> **What you will do**
Omit the images. Copy each entry word for word.

> **Stored records**
============

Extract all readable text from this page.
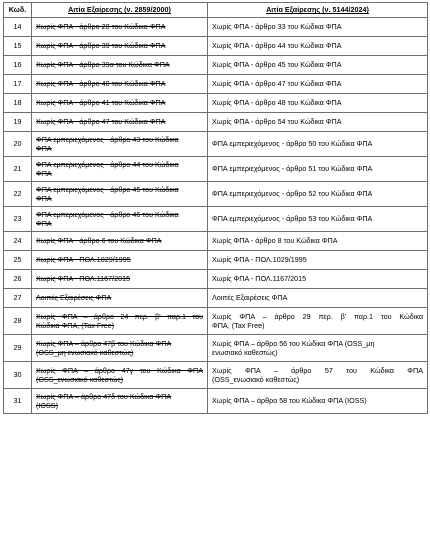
Κωδ.	Αιτία Εξαίρεσης (ν. 2859/2000)	Αιτία Εξαίρεσης (ν. 5144/2024)
14	Χωρίς ΦΠΑ - άρθρο 28 του Κώδικα ΦΠΑ	Χωρίς ΦΠΑ - άρθρο 33 του Κώδικα ΦΠΑ

15	Χωρίς ΦΠΑ - άρθρο 39 του Κώδικα ΦΠΑ	Χωρίς ΦΠΑ - άρθρο 44 του Κώδικα ΦΠΑ

16	Χωρίς ΦΠΑ - άρθρο 39α του Κώδικα ΦΠΑ	Χωρίς ΦΠΑ - άρθρο 45 του Κώδικα ΦΠΑ

17	Χωρίς ΦΠΑ - άρθρο 40 του Κώδικα ΦΠΑ	Χωρίς ΦΠΑ - άρθρο 47 του Κώδικα ΦΠΑ

18	Χωρίς ΦΠΑ - άρθρο 41 του Κώδικα ΦΠΑ	Χωρίς ΦΠΑ - άρθρο 48 του Κώδικα ΦΠΑ

19	Χωρίς ΦΠΑ - άρθρο 47 του Κώδικα ΦΠΑ	Χωρίς ΦΠΑ - άρθρο 54 του Κώδικα ΦΠΑ

20	ΦΠΑ εμπεριεχόμενος - άρθρο 43 του Κώδικα
ΦΠΑ	ΦΠΑ εμπεριεχόμενος - άρθρο 50 του Κώδικα ΦΠΑ

21	ΦΠΑ εμπεριεχόμενος - άρθρο 44 του Κώδικα
ΦΠΑ	ΦΠΑ εμπεριεχόμενος - άρθρο 51 του Κώδικα ΦΠΑ

22	ΦΠΑ εμπεριεχόμενος - άρθρο 45 του Κώδικα
ΦΠΑ	ΦΠΑ εμπεριεχόμενος - άρθρο 52 του Κώδικα ΦΠΑ

23	ΦΠΑ εμπεριεχόμενος - άρθρο 46 του Κώδικα
ΦΠΑ	ΦΠΑ εμπεριεχόμενος - άρθρο 53 του Κώδικα ΦΠΑ

24	Χωρίς ΦΠΑ - άρθρο 6 του Κώδικα ΦΠΑ	Χωρίς ΦΠΑ - άρθρο 8 του Κώδικα ΦΠΑ

25	Χωρίς ΦΠΑ - ΠΟΛ.1029/1995	Χωρίς ΦΠΑ - ΠΟΛ.1029/1995

26	Χωρίς ΦΠΑ - ΠΟΛ.1167/2015	Χωρίς ΦΠΑ - ΠΟΛ.1167/2015

27	Λοιπές Εξαιρέσεις ΦΠΑ	Λοιπές Εξαιρέσεις ΦΠΑ

28	Χωρίς ΦΠΑ – άρθρο 24 περ. β' παρ.1 του
Κώδικα ΦΠΑ, (Tax Free)	Χωρίς ΦΠΑ – άρθρο 29 περ. β' παρ.1 του Κώδικα
ΦΠΑ, (Tax Free)

29	Χωρίς ΦΠΑ – άρθρο 47β του Κώδικα ΦΠΑ
(OSS_μη ενωσιακό καθεστώς)	Χωρίς ΦΠΑ – άρθρο 56 του Κώδικα ΦΠΑ (OSS_μη
ενωσιακό καθεστώς)

30	Χωρίς ΦΠΑ – άρθρο 47γ του Κώδικα ΦΠΑ
(OSS_ενωσιακό καθεστώς)	Χωρίς ΦΠΑ – άρθρο 57 του Κώδικα ΦΠΑ
(OSS_ενωσιακό καθεστώς)

31	Χωρίς ΦΠΑ – άρθρο 47δ του Κώδικα ΦΠΑ
(IOSS)	Χωρίς ΦΠΑ – άρθρο 58 του Κώδικα ΦΠΑ (IOSS)
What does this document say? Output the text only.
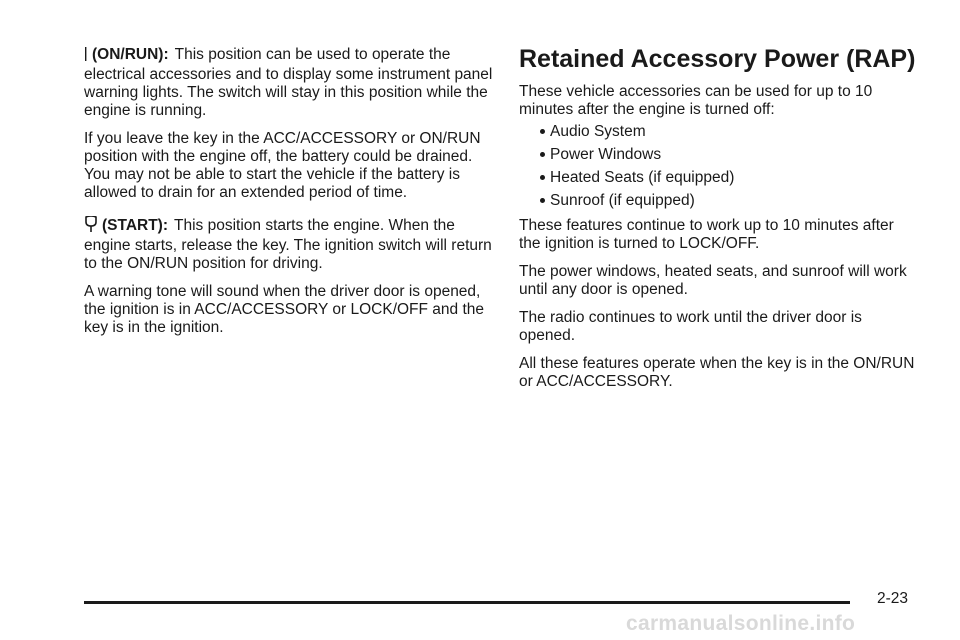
(ON/RUN): This position can be used to operate the electrical accessories and to display some instrument panel warning lights. The switch will stay in this position while the engine is running.

If you leave the key in the ACC/ACCESSORY or ON/RUN position with the engine off, the battery could be drained. You may not be able to start the vehicle if the battery is allowed to drain for an extended period of time.

(START): This position starts the engine. When the engine starts, release the key. The ignition switch will return to the ON/RUN position for driving.

A warning tone will sound when the driver door is opened, the ignition is in ACC/ACCESSORY or LOCK/OFF and the key is in the ignition.

Retained Accessory Power (RAP)

These vehicle accessories can be used for up to 10 minutes after the engine is turned off:

Audio System
Power Windows
Heated Seats (if equipped)
Sunroof (if equipped)

These features continue to work up to 10 minutes after the ignition is turned to LOCK/OFF.

The power windows, heated seats, and sunroof will work until any door is opened.

The radio continues to work until the driver door is opened.

All these features operate when the key is in the ON/RUN or ACC/ACCESSORY.

2-23
carmanualsonline.info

============

> **Problem solution**
Extract all readable text from this page.
Κωδ.	Αιτία Εξαίρεσης (ν. 2859/2000)	Αιτία Εξαίρεσης (ν. 5144/2024)
14	Χωρίς ΦΠΑ - άρθρο 28 του Κώδικα ΦΠΑ	Χωρίς ΦΠΑ - άρθρο 33 του Κώδικα ΦΠΑ

15	Χωρίς ΦΠΑ - άρθρο 39 του Κώδικα ΦΠΑ	Χωρίς ΦΠΑ - άρθρο 44 του Κώδικα ΦΠΑ

16	Χωρίς ΦΠΑ - άρθρο 39α του Κώδικα ΦΠΑ	Χωρίς ΦΠΑ - άρθρο 45 του Κώδικα ΦΠΑ

17	Χωρίς ΦΠΑ - άρθρο 40 του Κώδικα ΦΠΑ	Χωρίς ΦΠΑ - άρθρο 47 του Κώδικα ΦΠΑ

18	Χωρίς ΦΠΑ - άρθρο 41 του Κώδικα ΦΠΑ	Χωρίς ΦΠΑ - άρθρο 48 του Κώδικα ΦΠΑ

19	Χωρίς ΦΠΑ - άρθρο 47 του Κώδικα ΦΠΑ	Χωρίς ΦΠΑ - άρθρο 54 του Κώδικα ΦΠΑ

20	ΦΠΑ εμπεριεχόμενος - άρθρο 43 του Κώδικα
ΦΠΑ	ΦΠΑ εμπεριεχόμενος - άρθρο 50 του Κώδικα ΦΠΑ

21	ΦΠΑ εμπεριεχόμενος - άρθρο 44 του Κώδικα
ΦΠΑ	ΦΠΑ εμπεριεχόμενος - άρθρο 51 του Κώδικα ΦΠΑ

22	ΦΠΑ εμπεριεχόμενος - άρθρο 45 του Κώδικα
ΦΠΑ	ΦΠΑ εμπεριεχόμενος - άρθρο 52 του Κώδικα ΦΠΑ

23	ΦΠΑ εμπεριεχόμενος - άρθρο 46 του Κώδικα
ΦΠΑ	ΦΠΑ εμπεριεχόμενος - άρθρο 53 του Κώδικα ΦΠΑ

24	Χωρίς ΦΠΑ - άρθρο 6 του Κώδικα ΦΠΑ	Χωρίς ΦΠΑ - άρθρο 8 του Κώδικα ΦΠΑ

25	Χωρίς ΦΠΑ - ΠΟΛ.1029/1995	Χωρίς ΦΠΑ - ΠΟΛ.1029/1995

26	Χωρίς ΦΠΑ - ΠΟΛ.1167/2015	Χωρίς ΦΠΑ - ΠΟΛ.1167/2015

27	Λοιπές Εξαιρέσεις ΦΠΑ	Λοιπές Εξαιρέσεις ΦΠΑ

28	Χωρίς ΦΠΑ – άρθρο 24 περ. β' παρ.1 του
Κώδικα ΦΠΑ, (Tax Free)	Χωρίς ΦΠΑ – άρθρο 29 περ. β' παρ.1 του Κώδικα
ΦΠΑ, (Tax Free)

29	Χωρίς ΦΠΑ – άρθρο 47β του Κώδικα ΦΠΑ
(OSS_μη ενωσιακό καθεστώς)	Χωρίς ΦΠΑ – άρθρο 56 του Κώδικα ΦΠΑ (OSS_μη
ενωσιακό καθεστώς)

30	Χωρίς ΦΠΑ – άρθρο 47γ του Κώδικα ΦΠΑ
(OSS_ενωσιακό καθεστώς)	Χωρίς ΦΠΑ – άρθρο 57 του Κώδικα ΦΠΑ
(OSS_ενωσιακό καθεστώς)

31	Χωρίς ΦΠΑ – άρθρο 47δ του Κώδικα ΦΠΑ
(IOSS)	Χωρίς ΦΠΑ – άρθρο 58 του Κώδικα ΦΠΑ (IOSS)
What does this document say? Output the text only.
(ON/RUN): This position can be used to operate the electrical accessories and to display some instrument panel warning lights. The switch will stay in this position while the engine is running.

If you leave the key in the ACC/ACCESSORY or ON/RUN position with the engine off, the battery could be drained. You may not be able to start the vehicle if the battery is allowed to drain for an extended period of time.

(START): This position starts the engine. When the engine starts, release the key. The ignition switch will return to the ON/RUN position for driving.

A warning tone will sound when the driver door is opened, the ignition is in ACC/ACCESSORY or LOCK/OFF and the key is in the ignition.

Retained Accessory Power (RAP)

These vehicle accessories can be used for up to 10 minutes after the engine is turned off:

Audio System
Power Windows
Heated Seats (if equipped)
Sunroof (if equipped)

These features continue to work up to 10 minutes after the ignition is turned to LOCK/OFF.

The power windows, heated seats, and sunroof will work until any door is opened.

The radio continues to work until the driver door is opened.

All these features operate when the key is in the ON/RUN or ACC/ACCESSORY.

2-23
carmanualsonline.info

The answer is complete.